== TASK TO CARRY OUT ==
Show all lines of the listing that hold the word "date".

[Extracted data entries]

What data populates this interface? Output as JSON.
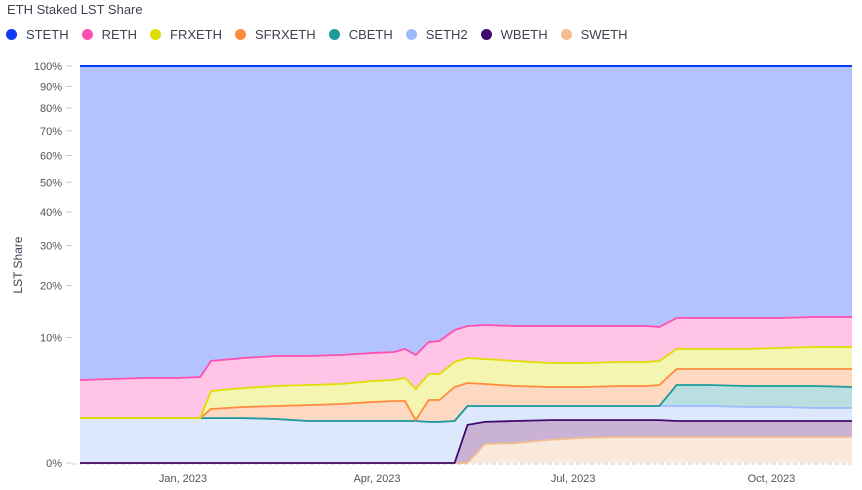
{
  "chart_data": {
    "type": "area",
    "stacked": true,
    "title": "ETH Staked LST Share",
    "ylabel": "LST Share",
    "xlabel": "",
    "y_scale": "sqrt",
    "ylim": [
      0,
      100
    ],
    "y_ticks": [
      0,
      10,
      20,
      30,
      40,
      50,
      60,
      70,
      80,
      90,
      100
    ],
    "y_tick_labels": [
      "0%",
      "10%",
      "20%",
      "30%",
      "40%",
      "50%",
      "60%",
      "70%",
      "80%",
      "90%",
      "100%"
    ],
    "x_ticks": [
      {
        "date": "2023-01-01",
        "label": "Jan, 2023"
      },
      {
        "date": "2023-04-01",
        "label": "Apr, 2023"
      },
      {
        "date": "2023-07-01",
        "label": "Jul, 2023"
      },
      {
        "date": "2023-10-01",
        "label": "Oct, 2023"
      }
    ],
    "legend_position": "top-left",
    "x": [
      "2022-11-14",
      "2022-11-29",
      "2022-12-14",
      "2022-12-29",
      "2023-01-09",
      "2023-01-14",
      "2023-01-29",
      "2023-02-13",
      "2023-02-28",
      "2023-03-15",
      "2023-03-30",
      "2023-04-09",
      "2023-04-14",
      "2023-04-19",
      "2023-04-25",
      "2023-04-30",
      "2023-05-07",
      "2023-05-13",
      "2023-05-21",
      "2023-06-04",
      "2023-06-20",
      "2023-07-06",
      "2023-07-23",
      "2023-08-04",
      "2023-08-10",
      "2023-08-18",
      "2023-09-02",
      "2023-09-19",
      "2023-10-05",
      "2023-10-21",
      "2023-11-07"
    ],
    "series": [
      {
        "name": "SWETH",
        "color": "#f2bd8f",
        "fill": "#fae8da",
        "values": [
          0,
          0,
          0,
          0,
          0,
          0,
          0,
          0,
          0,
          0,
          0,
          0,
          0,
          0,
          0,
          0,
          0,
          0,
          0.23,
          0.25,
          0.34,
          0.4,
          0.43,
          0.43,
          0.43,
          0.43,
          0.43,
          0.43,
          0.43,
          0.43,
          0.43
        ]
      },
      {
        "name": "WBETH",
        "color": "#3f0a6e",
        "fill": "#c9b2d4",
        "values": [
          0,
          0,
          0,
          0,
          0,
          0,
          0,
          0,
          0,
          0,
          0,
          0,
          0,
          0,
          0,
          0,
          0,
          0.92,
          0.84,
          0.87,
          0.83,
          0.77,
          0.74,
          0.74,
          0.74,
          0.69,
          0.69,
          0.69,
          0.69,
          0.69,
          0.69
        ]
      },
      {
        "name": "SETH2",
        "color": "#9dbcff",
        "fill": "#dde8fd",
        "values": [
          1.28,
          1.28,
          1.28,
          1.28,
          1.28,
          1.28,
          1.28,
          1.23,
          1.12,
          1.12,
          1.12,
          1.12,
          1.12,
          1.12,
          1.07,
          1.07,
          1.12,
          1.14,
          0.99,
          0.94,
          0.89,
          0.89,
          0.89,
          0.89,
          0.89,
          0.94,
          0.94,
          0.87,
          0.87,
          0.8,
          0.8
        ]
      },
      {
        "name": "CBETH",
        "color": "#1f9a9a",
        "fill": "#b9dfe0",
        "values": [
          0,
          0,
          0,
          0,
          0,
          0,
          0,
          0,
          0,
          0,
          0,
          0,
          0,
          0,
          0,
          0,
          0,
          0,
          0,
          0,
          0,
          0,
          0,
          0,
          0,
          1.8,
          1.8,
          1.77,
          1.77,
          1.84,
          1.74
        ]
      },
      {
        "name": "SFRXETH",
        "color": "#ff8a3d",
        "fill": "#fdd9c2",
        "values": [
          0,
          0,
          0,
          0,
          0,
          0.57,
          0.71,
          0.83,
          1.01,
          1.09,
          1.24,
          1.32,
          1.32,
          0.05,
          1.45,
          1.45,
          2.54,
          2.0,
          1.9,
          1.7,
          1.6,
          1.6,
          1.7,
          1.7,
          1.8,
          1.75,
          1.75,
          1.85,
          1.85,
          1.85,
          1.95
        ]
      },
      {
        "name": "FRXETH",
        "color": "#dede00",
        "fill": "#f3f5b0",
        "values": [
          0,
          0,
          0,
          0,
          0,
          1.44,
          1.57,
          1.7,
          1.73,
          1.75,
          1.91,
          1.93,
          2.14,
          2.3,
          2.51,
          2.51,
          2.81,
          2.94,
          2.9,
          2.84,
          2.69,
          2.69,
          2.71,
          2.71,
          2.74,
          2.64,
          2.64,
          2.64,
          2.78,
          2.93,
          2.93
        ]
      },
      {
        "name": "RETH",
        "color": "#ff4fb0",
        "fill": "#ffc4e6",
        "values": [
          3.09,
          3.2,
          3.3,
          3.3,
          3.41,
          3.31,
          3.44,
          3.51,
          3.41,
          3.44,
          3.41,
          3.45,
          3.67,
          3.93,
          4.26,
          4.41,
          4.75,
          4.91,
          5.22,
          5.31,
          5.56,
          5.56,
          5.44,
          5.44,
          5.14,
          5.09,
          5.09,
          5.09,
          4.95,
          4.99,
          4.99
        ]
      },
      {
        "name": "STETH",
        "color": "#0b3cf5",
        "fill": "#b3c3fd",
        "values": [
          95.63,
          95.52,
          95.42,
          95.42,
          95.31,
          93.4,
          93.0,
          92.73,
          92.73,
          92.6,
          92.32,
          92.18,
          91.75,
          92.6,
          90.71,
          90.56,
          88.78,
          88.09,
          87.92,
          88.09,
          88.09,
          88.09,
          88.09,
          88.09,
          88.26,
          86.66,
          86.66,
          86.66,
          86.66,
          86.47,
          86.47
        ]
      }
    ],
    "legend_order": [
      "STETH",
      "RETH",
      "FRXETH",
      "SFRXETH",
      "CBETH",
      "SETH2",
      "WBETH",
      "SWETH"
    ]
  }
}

== RESULT ==
        "date": "2023-01-01",
        "date": "2023-04-01",
        "date": "2023-07-01",
        "date": "2023-10-01",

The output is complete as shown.